_Stored data_:
:::

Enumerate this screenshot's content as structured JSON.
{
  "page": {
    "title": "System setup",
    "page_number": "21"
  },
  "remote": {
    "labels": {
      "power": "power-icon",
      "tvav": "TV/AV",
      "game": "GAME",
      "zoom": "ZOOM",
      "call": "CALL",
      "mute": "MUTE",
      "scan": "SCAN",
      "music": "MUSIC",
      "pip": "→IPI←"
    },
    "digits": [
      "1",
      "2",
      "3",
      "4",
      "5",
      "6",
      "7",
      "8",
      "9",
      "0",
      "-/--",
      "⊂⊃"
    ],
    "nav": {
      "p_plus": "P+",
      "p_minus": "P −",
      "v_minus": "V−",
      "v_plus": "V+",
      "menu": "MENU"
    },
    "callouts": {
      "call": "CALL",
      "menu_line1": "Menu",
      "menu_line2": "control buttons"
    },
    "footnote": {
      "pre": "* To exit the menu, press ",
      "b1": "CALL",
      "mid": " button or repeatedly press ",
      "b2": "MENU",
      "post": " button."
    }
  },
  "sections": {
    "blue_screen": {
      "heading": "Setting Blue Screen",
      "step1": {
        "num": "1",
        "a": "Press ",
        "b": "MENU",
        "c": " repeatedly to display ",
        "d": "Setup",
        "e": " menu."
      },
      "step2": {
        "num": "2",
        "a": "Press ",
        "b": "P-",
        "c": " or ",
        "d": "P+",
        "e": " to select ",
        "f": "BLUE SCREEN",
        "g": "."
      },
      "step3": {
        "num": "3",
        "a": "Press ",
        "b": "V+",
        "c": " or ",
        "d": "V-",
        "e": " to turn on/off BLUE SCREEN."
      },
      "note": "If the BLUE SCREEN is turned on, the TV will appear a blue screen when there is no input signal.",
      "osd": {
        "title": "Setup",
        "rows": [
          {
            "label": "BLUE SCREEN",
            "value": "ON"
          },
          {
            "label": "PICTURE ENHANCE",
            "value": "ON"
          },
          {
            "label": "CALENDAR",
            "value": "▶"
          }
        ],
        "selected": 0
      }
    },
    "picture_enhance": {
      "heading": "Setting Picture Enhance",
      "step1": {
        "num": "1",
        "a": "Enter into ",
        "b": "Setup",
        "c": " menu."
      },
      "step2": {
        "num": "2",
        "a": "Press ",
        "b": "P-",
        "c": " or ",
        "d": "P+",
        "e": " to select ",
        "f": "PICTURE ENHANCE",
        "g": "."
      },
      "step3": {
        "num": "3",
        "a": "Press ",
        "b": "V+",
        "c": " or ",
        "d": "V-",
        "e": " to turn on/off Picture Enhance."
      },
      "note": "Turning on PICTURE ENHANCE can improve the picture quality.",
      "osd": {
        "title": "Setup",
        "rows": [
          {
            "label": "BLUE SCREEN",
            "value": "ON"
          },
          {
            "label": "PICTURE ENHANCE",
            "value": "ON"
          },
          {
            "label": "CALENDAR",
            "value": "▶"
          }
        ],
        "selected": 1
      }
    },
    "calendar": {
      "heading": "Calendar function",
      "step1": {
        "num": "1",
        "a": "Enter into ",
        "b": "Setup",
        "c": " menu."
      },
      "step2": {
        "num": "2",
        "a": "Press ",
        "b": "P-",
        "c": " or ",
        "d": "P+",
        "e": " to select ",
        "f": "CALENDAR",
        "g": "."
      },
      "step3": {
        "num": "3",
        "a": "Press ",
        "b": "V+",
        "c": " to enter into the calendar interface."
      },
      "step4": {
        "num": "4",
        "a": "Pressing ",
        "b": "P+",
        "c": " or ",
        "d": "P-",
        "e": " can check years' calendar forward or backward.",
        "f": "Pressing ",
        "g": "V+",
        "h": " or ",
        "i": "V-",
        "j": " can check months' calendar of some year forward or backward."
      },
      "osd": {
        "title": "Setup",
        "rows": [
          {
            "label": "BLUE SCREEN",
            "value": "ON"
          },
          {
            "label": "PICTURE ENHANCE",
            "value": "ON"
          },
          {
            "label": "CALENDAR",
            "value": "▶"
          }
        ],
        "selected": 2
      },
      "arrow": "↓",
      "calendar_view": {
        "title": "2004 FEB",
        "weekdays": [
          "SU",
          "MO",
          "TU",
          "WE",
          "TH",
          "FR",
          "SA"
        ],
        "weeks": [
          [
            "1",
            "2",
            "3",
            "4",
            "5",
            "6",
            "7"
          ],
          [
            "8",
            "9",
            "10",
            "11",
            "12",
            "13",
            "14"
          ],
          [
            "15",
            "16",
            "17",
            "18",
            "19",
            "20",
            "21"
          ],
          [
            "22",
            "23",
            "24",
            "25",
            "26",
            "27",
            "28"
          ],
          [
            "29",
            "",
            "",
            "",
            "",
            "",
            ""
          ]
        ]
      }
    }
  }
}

:::

_The exercise_: All of the entries must be written out exactly as they stand.

_The reply_:
Enumerate this screenshot's content as structured JSON.
{
  "page": {
    "title": "System setup",
    "page_number": "21"
  },
  "remote": {
    "labels": {
      "power": "power-icon",
      "tvav": "TV/AV",
      "game": "GAME",
      "zoom": "ZOOM",
      "call": "CALL",
      "mute": "MUTE",
      "scan": "SCAN",
      "music": "MUSIC",
      "pip": "→IPI←"
    },
    "digits": [
      "1",
      "2",
      "3",
      "4",
      "5",
      "6",
      "7",
      "8",
      "9",
      "0",
      "-/--",
      "⊂⊃"
    ],
    "nav": {
      "p_plus": "P+",
      "p_minus": "P −",
      "v_minus": "V−",
      "v_plus": "V+",
      "menu": "MENU"
    },
    "callouts": {
      "call": "CALL",
      "menu_line1": "Menu",
      "menu_line2": "control buttons"
    },
    "footnote": {
      "pre": "* To exit the menu, press ",
      "b1": "CALL",
      "mid": " button or repeatedly press ",
      "b2": "MENU",
      "post": " button."
    }
  },
  "sections": {
    "blue_screen": {
      "heading": "Setting Blue Screen",
      "step1": {
        "num": "1",
        "a": "Press ",
        "b": "MENU",
        "c": " repeatedly to display ",
        "d": "Setup",
        "e": " menu."
      },
      "step2": {
        "num": "2",
        "a": "Press ",
        "b": "P-",
        "c": " or ",
        "d": "P+",
        "e": " to select ",
        "f": "BLUE SCREEN",
        "g": "."
      },
      "step3": {
        "num": "3",
        "a": "Press ",
        "b": "V+",
        "c": " or ",
        "d": "V-",
        "e": " to turn on/off BLUE SCREEN."
      },
      "note": "If the BLUE SCREEN is turned on, the TV will appear a blue screen when there is no input signal.",
      "osd": {
        "title": "Setup",
        "rows": [
          {
            "label": "BLUE SCREEN",
            "value": "ON"
          },
          {
            "label": "PICTURE ENHANCE",
            "value": "ON"
          },
          {
            "label": "CALENDAR",
            "value": "▶"
          }
        ],
        "selected": 0
      }
    },
    "picture_enhance": {
      "heading": "Setting Picture Enhance",
      "step1": {
        "num": "1",
        "a": "Enter into ",
        "b": "Setup",
        "c": " menu."
      },
      "step2": {
        "num": "2",
        "a": "Press ",
        "b": "P-",
        "c": " or ",
        "d": "P+",
        "e": " to select ",
        "f": "PICTURE ENHANCE",
        "g": "."
      },
      "step3": {
        "num": "3",
        "a": "Press ",
        "b": "V+",
        "c": " or ",
        "d": "V-",
        "e": " to turn on/off Picture Enhance."
      },
      "note": "Turning on PICTURE ENHANCE can improve the picture quality.",
      "osd": {
        "title": "Setup",
        "rows": [
          {
            "label": "BLUE SCREEN",
            "value": "ON"
          },
          {
            "label": "PICTURE ENHANCE",
            "value": "ON"
          },
          {
            "label": "CALENDAR",
            "value": "▶"
          }
        ],
        "selected": 1
      }
    },
    "calendar": {
      "heading": "Calendar function",
      "step1": {
        "num": "1",
        "a": "Enter into ",
        "b": "Setup",
        "c": " menu."
      },
      "step2": {
        "num": "2",
        "a": "Press ",
        "b": "P-",
        "c": " or ",
        "d": "P+",
        "e": " to select ",
        "f": "CALENDAR",
        "g": "."
      },
      "step3": {
        "num": "3",
        "a": "Press ",
        "b": "V+",
        "c": " to enter into the calendar interface."
      },
      "step4": {
        "num": "4",
        "a": "Pressing ",
        "b": "P+",
        "c": " or ",
        "d": "P-",
        "e": " can check years' calendar forward or backward.",
        "f": "Pressing ",
        "g": "V+",
        "h": " or ",
        "i": "V-",
        "j": " can check months' calendar of some year forward or backward."
      },
      "osd": {
        "title": "Setup",
        "rows": [
          {
            "label": "BLUE SCREEN",
            "value": "ON"
          },
          {
            "label": "PICTURE ENHANCE",
            "value": "ON"
          },
          {
            "label": "CALENDAR",
            "value": "▶"
          }
        ],
        "selected": 2
      },
      "arrow": "↓",
      "calendar_view": {
        "title": "2004 FEB",
        "weekdays": [
          "SU",
          "MO",
          "TU",
          "WE",
          "TH",
          "FR",
          "SA"
        ],
        "weeks": [
          [
            "1",
            "2",
            "3",
            "4",
            "5",
            "6",
            "7"
          ],
          [
            "8",
            "9",
            "10",
            "11",
            "12",
            "13",
            "14"
          ],
          [
            "15",
            "16",
            "17",
            "18",
            "19",
            "20",
            "21"
          ],
          [
            "22",
            "23",
            "24",
            "25",
            "26",
            "27",
            "28"
          ],
          [
            "29",
            "",
            "",
            "",
            "",
            "",
            ""
          ]
        ]
      }
    }
  }
}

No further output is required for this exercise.